"""

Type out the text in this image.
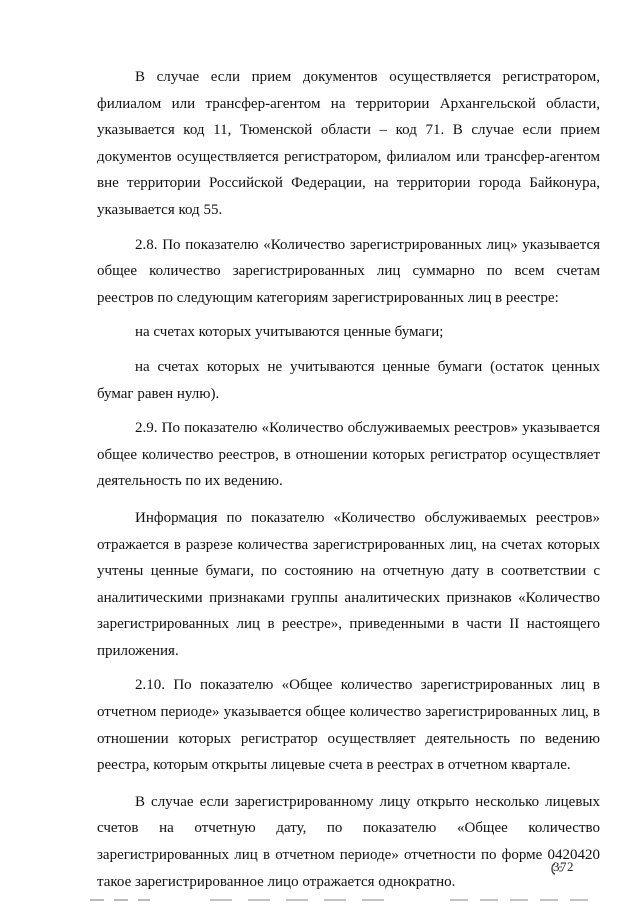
В случае если прием документов осуществляется регистратором, филиалом или трансфер-агентом на территории Архангельской области, указывается код 11, Тюменской области – код 71. В случае если прием документов осуществляется регистратором, филиалом или трансфер-агентом вне территории Российской Федерации, на территории города Байконура, указывается код 55.

2.8. По показателю «Количество зарегистрированных лиц» указывается общее количество зарегистрированных лиц суммарно по всем счетам реестров по следующим категориям зарегистрированных лиц в реестре:

на счетах которых учитываются ценные бумаги;

на счетах которых не учитываются ценные бумаги (остаток ценных бумаг равен нулю).

2.9. По показателю «Количество обслуживаемых реестров» указывается общее количество реестров, в отношении которых регистратор осуществляет деятельность по их ведению.

Информация по показателю «Количество обслуживаемых реестров» отражается в разрезе количества зарегистрированных лиц, на счетах которых учтены ценные бумаги, по состоянию на отчетную дату в соответствии с аналитическими признаками группы аналитических признаков «Количество зарегистрированных лиц в реестре», приведенными в части II настоящего приложения.

2.10. По показателю «Общее количество зарегистрированных лиц в отчетном периоде» указывается общее количество зарегистрированных лиц, в отношении которых регистратор осуществляет деятельность по ведению реестра, которым открыты лицевые счета в реестрах в отчетном квартале.

В случае если зарегистрированному лицу открыто несколько лицевых счетов на отчетную дату, по показателю «Общее количество зарегистрированных лиц в отчетном периоде» отчетности по форме 0420420 такое зарегистрированное лицо отражается однократно.

372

"""

The task
Select and copy every line from the records that includes the word "ведению".

The result
2.9. По показателю «Количество обслуживаемых реестров» указывается общее количество реестров, в отношении которых регистратор осуществляет деятельность по их ведению.
2.10. По показателю «Общее количество зарегистрированных лиц в отчетном периоде» указывается общее количество зарегистрированных лиц, в отношении которых регистратор осуществляет деятельность по ведению реестра, которым открыты лицевые счета в реестрах в отчетном квартале.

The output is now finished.